**THE EXERCISE:**
Every entry below must appear again, exactly as written.

[A run of records]
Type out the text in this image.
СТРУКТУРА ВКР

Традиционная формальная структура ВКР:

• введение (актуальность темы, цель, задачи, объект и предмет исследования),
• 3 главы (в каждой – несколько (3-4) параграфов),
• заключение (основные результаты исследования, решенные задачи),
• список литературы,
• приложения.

**OUTPUT OF THE EXERCISE:**
Type out the text in this image.
СТРУКТУРА ВКР

Традиционная формальная структура ВКР:

• введение (актуальность темы, цель, задачи, объект и предмет исследования),
• 3 главы (в каждой – несколько (3-4) параграфов),
• заключение (основные результаты исследования, решенные задачи),
• список литературы,
• приложения.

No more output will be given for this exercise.